═════ Page ═════

Apache Pig Introduction

What is Apache pig?

Apache Pig is an open source platform, built on the top of Hadoop to analyzing large data sets.

Objective: Apache pig is designed to handle any kind of data like structured, semi-structured and unstructured data.

Introduction

* It is a high-level data flow language called as pig Latin.

* Pig Latin is similar to SQL language, used to execute queries on huge datasets that are stored in HDFS.

* Pig was developed by Yahoo to help Hadoop programmers to analyze large unstructured data.

* It mainly helps to reduce the complexity of writing code in java.

i.e 10 lines of code in Pig equal 200 lines of code in Java.

* Pig operates on Hadoop platform to perform reading, writing and processing data (in detail explained in hands-on article).

 

Why Apache pig is used?

The Apache pig is used for the following reasons like,

* The main reason of using Apache pig is it can handle any kind of data like structured, semi-structured and unstructured data.

* It is simple query language like SQL (structured query language), easily we can learn and write the query to perform the task.

═════ Stored records ═════

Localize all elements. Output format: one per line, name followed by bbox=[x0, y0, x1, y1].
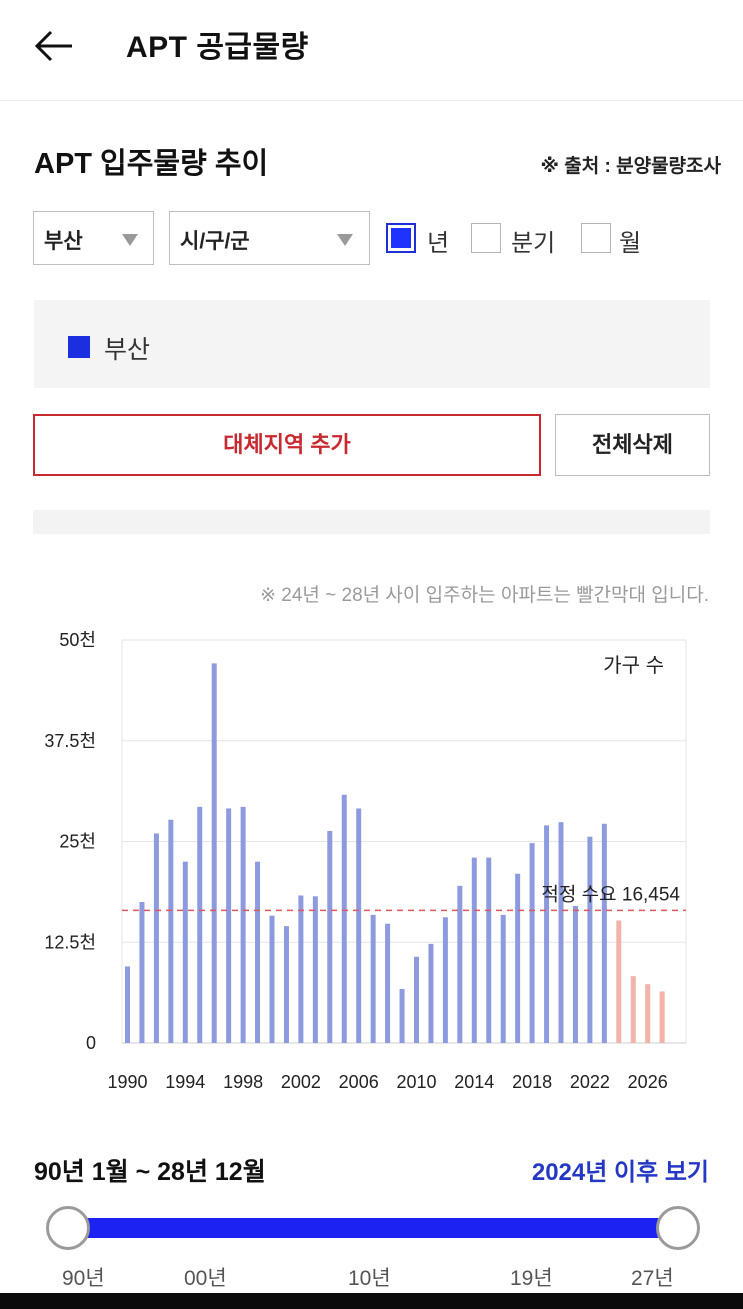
district-select[interactable]: 시/구/군 bbox=[169, 211, 370, 265]
chevron-down-icon bbox=[122, 234, 138, 246]
chart-bar bbox=[645, 984, 651, 1043]
x-tick-label: 2022 bbox=[570, 1072, 610, 1092]
chart-bar bbox=[544, 825, 550, 1043]
legend-box: 부산 bbox=[34, 300, 710, 388]
page-title: APT 공급물량 bbox=[126, 31, 309, 64]
chart-note: ※ 24년 ~ 28년 사이 입주하는 아파트는 빨간막대 입니다. bbox=[260, 585, 709, 606]
slider-label-10: 10년 bbox=[348, 1267, 391, 1290]
chart-bar bbox=[471, 857, 477, 1043]
chart-bar bbox=[356, 808, 362, 1043]
x-tick-label: 2010 bbox=[396, 1072, 436, 1092]
legend-swatch bbox=[68, 336, 90, 358]
divider-band bbox=[33, 510, 710, 534]
chart-bar bbox=[616, 920, 622, 1043]
chart-bar bbox=[283, 926, 289, 1043]
legend-label: 부산 bbox=[104, 336, 151, 364]
chart-bar bbox=[370, 914, 376, 1043]
range-slider-track[interactable] bbox=[68, 1218, 678, 1238]
chart-bar bbox=[125, 966, 130, 1043]
delete-all-button[interactable]: 전체삭제 bbox=[555, 414, 710, 476]
chart-bar bbox=[385, 923, 391, 1043]
x-tick-label: 2006 bbox=[339, 1072, 379, 1092]
range-slider-start-handle[interactable] bbox=[46, 1206, 90, 1250]
chart-bar bbox=[572, 905, 578, 1043]
chart-bar bbox=[442, 917, 448, 1043]
period-month-label: 월 bbox=[619, 230, 642, 257]
x-tick-label: 2018 bbox=[512, 1072, 552, 1092]
date-range-text: 90년 1월 ~ 28년 12월 bbox=[34, 1158, 266, 1186]
x-tick-label: 1998 bbox=[223, 1072, 263, 1092]
chart-bar bbox=[327, 831, 333, 1043]
chart-bar bbox=[197, 806, 203, 1043]
range-slider-end-handle[interactable] bbox=[656, 1206, 700, 1250]
chart-bar bbox=[457, 885, 463, 1043]
region-select-value: 부산 bbox=[44, 230, 83, 253]
app-header: APT 공급물량 bbox=[0, 0, 743, 101]
slider-label-27: 27년 bbox=[631, 1267, 674, 1290]
chart-bar bbox=[529, 843, 535, 1043]
chart-bar bbox=[139, 901, 145, 1043]
chart-bar bbox=[240, 806, 246, 1043]
chart-bar bbox=[587, 836, 593, 1043]
y-tick-label: 12.5천 bbox=[44, 932, 96, 952]
chart-bar bbox=[255, 861, 261, 1043]
chart-bar bbox=[182, 861, 188, 1043]
chevron-down-icon bbox=[337, 234, 353, 246]
chart-bar bbox=[558, 822, 564, 1043]
chart-bar bbox=[341, 794, 347, 1043]
chart-bar bbox=[298, 895, 304, 1043]
view-after-2024-link[interactable]: 2024년 이후 보기 bbox=[531, 1159, 709, 1186]
y-tick-label: 50천 bbox=[59, 630, 96, 650]
chart-bar bbox=[486, 857, 492, 1043]
slider-label-19: 19년 bbox=[510, 1267, 553, 1290]
threshold-label: 적정 수요 16,454 bbox=[541, 883, 680, 905]
y-tick-label: 0 bbox=[86, 1033, 96, 1053]
series-label: 가구 수 bbox=[603, 654, 664, 677]
supply-bar-chart: 50천 37.5천 25천 12.5천 0 1990 1994 1998 2002 2006 201… bbox=[44, 630, 687, 1092]
y-tick-label: 25천 bbox=[59, 832, 96, 852]
chart-bar bbox=[269, 915, 275, 1043]
x-tick-label: 2002 bbox=[281, 1072, 321, 1092]
chart-bar bbox=[630, 976, 636, 1043]
chart-bar bbox=[601, 823, 607, 1043]
x-tick-label: 1990 bbox=[107, 1072, 147, 1092]
chart-bar bbox=[153, 833, 159, 1043]
period-quarter-label: 분기 bbox=[511, 230, 556, 257]
chart-bar bbox=[211, 663, 217, 1043]
period-month-checkbox[interactable] bbox=[581, 223, 611, 253]
x-tick-label: 2026 bbox=[628, 1072, 668, 1092]
period-quarter-checkbox[interactable] bbox=[471, 223, 501, 253]
region-select[interactable]: 부산 bbox=[33, 211, 154, 265]
district-select-value: 시/구/군 bbox=[180, 230, 250, 253]
add-alternate-region-button[interactable]: 대체지역 추가 bbox=[33, 414, 541, 476]
chart-bar bbox=[399, 988, 405, 1043]
slider-label-90: 90년 bbox=[62, 1267, 105, 1290]
back-arrow-icon[interactable] bbox=[34, 28, 74, 64]
period-year-checkbox[interactable] bbox=[386, 223, 416, 253]
chart-bar bbox=[226, 808, 232, 1043]
x-tick-label: 1994 bbox=[165, 1072, 205, 1092]
period-year-label: 년 bbox=[427, 230, 450, 257]
source-note: ※ 출처 : 분양물량조사 bbox=[540, 156, 721, 177]
x-tick-label: 2014 bbox=[454, 1072, 494, 1092]
chart-bar bbox=[414, 956, 419, 1043]
system-bottom-bar bbox=[0, 1293, 743, 1309]
chart-bar bbox=[500, 914, 506, 1043]
chart-bar bbox=[515, 873, 521, 1043]
chart-bar bbox=[168, 819, 174, 1043]
slider-label-00: 00년 bbox=[184, 1267, 227, 1290]
section-title: APT 입주물량 추이 bbox=[34, 148, 269, 180]
chart-bar bbox=[312, 896, 318, 1043]
y-tick-label: 37.5천 bbox=[44, 731, 96, 751]
chart-bar bbox=[428, 943, 434, 1043]
chart-bar bbox=[659, 991, 665, 1043]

═════

** Requirements **
[a] In the Apache Pig page, rewrite the part that opens with the words containing "Apache Pig Introduction" and closes with "as pig Latin.", swapping "open source" for "free and open".
[b] Translate this sentence from the Apache Pig page into Spanish: "Pig was developed by Yahoo to help Hadoop programmers to analyze large unstructured data."
[c] Carry on the Apache Pig page from where it stops.

** Answers in order **
[a]
Apache Pig Introduction

What is Apache pig?

Apache Pig is an free and open platform, built on the top of Hadoop to analyzing large data sets.

Objective: Apache pig is designed to handle any kind of data like structured, semi-structured and unstructured data.

Introduction

* It is a high-level data flow language called as pig Latin.

[b] Pig fue desarrollado por Yahoo para ayudar a los programadores de Hadoop a analizar grandes datos no estructurados.

[c]
* Apache pig reduces the LOC (line of code) compare to the java programming, so it’s a boon for programmers.

* It reduces the complexity of map reduce task using pigLatin script.

i.e Previously map reduce task was done using java program, it was lengthy program and difficult for coding and teasting. In case of pigLatin, it is simple for coding and debugging.

* Apache Pig provides rich built-in operators to support data operations like joins, filters, ordering, etc.

* It also provides nested data types like tuples, bags, and maps (in detail explained in pig latin basics article).

Reference                                                                                   

https://cwiki.apache.org/confluence/display/PIG/Index

“That’s all about the Apache Pig introduction. I hope this article gives brief overview of Apache pig”